--- start ---

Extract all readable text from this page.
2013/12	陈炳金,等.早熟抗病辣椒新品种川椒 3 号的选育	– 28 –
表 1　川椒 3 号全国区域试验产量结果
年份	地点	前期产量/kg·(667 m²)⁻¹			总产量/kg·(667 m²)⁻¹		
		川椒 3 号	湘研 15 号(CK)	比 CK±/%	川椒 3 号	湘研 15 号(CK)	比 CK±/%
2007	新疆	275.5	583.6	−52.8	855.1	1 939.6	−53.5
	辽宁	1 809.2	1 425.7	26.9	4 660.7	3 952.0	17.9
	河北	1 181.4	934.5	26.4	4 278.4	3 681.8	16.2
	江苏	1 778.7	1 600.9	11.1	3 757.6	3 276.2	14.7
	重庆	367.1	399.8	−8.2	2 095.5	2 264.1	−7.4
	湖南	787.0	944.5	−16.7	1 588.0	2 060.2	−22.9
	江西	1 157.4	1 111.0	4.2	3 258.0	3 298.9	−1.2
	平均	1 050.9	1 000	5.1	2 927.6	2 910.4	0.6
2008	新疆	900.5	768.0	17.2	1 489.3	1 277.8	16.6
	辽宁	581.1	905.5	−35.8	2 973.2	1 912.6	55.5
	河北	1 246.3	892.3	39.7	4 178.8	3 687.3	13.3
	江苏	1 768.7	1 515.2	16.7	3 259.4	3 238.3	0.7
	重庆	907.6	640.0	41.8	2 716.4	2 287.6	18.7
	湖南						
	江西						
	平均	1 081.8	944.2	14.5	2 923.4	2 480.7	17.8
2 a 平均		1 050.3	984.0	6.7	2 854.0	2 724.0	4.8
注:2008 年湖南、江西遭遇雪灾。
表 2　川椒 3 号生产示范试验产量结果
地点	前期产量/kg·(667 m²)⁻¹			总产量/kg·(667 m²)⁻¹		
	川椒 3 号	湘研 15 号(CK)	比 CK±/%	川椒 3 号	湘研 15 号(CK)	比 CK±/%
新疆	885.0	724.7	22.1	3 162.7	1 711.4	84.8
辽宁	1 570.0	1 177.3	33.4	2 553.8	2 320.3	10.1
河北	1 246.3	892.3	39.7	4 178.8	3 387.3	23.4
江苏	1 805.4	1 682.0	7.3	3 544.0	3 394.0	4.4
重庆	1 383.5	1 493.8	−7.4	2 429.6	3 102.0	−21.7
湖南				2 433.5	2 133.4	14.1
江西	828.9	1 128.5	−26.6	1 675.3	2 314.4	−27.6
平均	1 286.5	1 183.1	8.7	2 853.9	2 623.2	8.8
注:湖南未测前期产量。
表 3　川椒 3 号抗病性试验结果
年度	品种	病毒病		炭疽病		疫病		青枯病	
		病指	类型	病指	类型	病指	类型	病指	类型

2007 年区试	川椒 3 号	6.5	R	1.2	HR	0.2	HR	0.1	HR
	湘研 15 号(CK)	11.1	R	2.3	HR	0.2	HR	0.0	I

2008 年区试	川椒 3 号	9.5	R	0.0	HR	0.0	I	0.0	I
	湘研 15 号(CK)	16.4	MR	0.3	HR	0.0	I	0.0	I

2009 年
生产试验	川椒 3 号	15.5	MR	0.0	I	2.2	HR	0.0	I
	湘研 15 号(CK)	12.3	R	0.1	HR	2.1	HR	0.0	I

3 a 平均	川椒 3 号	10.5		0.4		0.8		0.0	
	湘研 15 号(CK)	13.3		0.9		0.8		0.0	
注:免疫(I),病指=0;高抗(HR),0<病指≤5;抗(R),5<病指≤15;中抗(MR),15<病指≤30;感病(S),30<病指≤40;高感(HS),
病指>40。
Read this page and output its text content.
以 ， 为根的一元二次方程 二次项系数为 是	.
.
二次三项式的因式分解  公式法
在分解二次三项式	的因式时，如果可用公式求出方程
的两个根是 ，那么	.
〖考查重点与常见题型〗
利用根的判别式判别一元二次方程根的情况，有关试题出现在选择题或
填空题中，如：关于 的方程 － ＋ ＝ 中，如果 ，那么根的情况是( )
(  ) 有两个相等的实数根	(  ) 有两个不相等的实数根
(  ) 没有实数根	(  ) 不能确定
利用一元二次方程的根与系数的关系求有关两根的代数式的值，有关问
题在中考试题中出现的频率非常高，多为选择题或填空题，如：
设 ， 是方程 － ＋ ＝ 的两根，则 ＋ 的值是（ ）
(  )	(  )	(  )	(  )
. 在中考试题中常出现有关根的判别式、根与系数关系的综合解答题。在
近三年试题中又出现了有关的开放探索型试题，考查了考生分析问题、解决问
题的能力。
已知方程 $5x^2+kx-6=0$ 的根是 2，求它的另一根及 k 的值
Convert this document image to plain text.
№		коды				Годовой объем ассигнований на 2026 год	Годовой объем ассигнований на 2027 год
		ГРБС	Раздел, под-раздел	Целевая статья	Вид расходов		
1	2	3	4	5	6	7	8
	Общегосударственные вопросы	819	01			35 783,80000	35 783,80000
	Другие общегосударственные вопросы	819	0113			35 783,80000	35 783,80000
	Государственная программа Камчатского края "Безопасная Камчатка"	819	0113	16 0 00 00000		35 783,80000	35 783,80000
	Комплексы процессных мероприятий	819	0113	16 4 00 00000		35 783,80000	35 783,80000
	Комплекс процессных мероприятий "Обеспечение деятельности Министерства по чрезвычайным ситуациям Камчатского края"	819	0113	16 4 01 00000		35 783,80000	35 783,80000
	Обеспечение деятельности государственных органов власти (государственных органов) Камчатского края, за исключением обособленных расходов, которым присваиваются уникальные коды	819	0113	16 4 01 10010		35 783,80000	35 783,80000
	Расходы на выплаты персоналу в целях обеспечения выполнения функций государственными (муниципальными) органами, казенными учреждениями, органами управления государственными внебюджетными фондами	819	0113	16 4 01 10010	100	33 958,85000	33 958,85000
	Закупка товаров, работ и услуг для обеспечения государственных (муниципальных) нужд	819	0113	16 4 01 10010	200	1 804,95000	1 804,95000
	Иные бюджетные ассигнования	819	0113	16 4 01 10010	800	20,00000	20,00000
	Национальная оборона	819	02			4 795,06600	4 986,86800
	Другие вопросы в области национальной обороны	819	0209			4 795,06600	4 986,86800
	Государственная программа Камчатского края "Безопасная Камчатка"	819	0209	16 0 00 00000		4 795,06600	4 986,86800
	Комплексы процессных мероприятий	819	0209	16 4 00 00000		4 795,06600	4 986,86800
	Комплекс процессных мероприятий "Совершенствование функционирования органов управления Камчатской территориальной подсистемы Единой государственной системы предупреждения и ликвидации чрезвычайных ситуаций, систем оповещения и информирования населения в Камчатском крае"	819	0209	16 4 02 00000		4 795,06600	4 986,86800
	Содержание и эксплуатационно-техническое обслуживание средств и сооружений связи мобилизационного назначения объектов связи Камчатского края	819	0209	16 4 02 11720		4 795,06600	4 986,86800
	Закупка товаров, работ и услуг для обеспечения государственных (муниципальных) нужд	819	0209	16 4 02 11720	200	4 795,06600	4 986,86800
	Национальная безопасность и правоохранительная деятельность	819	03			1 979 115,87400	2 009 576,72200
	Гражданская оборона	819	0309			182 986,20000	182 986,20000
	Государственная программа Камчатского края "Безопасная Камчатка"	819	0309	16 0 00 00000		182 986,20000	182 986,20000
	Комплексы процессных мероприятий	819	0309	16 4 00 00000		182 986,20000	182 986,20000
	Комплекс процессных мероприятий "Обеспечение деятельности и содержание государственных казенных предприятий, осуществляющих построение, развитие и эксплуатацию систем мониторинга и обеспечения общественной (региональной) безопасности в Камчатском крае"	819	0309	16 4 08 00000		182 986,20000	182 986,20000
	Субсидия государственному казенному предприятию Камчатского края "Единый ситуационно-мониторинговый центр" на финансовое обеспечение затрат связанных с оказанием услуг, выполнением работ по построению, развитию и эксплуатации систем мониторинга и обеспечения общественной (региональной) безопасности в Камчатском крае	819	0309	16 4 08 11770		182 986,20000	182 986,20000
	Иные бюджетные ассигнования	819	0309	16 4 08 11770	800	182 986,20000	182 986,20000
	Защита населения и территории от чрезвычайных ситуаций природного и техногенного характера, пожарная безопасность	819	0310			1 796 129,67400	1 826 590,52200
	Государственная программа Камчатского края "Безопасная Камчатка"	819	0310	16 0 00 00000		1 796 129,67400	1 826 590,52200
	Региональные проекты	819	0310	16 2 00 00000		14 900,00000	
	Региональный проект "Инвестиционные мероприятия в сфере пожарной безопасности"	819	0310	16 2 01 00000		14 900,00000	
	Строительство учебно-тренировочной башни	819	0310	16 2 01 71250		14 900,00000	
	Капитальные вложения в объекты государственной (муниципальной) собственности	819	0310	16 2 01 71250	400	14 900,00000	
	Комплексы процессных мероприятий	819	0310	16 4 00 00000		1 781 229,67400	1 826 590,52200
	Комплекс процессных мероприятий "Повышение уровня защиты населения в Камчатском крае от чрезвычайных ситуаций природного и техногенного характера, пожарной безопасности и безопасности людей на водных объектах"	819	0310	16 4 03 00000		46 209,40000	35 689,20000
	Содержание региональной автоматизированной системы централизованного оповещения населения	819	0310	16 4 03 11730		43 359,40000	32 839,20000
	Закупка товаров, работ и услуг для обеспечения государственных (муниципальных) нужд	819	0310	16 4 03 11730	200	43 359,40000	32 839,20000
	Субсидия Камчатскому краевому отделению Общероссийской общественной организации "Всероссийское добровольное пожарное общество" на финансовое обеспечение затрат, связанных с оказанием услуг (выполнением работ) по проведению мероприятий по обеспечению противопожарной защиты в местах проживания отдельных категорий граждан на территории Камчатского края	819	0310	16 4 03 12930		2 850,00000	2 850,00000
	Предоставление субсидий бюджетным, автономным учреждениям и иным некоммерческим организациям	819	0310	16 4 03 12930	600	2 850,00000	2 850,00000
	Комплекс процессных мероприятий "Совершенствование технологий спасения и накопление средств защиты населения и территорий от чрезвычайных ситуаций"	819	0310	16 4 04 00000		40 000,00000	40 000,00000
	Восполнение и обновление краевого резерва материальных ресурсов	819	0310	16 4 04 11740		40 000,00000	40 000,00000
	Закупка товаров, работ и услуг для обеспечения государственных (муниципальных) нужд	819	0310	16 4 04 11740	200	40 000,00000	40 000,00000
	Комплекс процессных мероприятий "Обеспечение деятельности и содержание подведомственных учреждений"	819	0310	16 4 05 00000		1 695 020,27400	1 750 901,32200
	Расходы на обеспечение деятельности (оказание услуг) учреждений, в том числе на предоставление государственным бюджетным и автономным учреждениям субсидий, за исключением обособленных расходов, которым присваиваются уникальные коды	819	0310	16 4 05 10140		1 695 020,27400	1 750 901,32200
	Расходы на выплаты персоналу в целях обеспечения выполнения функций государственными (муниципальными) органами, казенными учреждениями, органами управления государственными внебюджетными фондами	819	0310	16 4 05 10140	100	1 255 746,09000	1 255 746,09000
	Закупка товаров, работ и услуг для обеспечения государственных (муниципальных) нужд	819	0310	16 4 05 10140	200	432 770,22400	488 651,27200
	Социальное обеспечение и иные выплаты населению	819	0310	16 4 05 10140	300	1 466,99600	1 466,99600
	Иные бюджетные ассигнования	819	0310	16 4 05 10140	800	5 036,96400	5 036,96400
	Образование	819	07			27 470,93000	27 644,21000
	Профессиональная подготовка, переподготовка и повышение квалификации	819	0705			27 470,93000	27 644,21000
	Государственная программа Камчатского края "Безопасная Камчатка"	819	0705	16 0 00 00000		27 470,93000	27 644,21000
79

--- end ---

• **Exercise description**:
Scan the material above for the string "автономным" and return the lines that hold it.

• **Full solution**:
	Предоставление субсидий бюджетным, автономным учреждениям и иным некоммерческим организациям	819	0310	16 4 03 12930	600	2 850,00000	2 850,00000
	Расходы на обеспечение деятельности (оказание услуг) учреждений, в том числе на предоставление государственным бюджетным и автономным учреждениям субсидий, за исключением обособленных расходов, которым присваиваются уникальные коды	819	0310	16 4 05 10140		1 695 020,27400	1 750 901,32200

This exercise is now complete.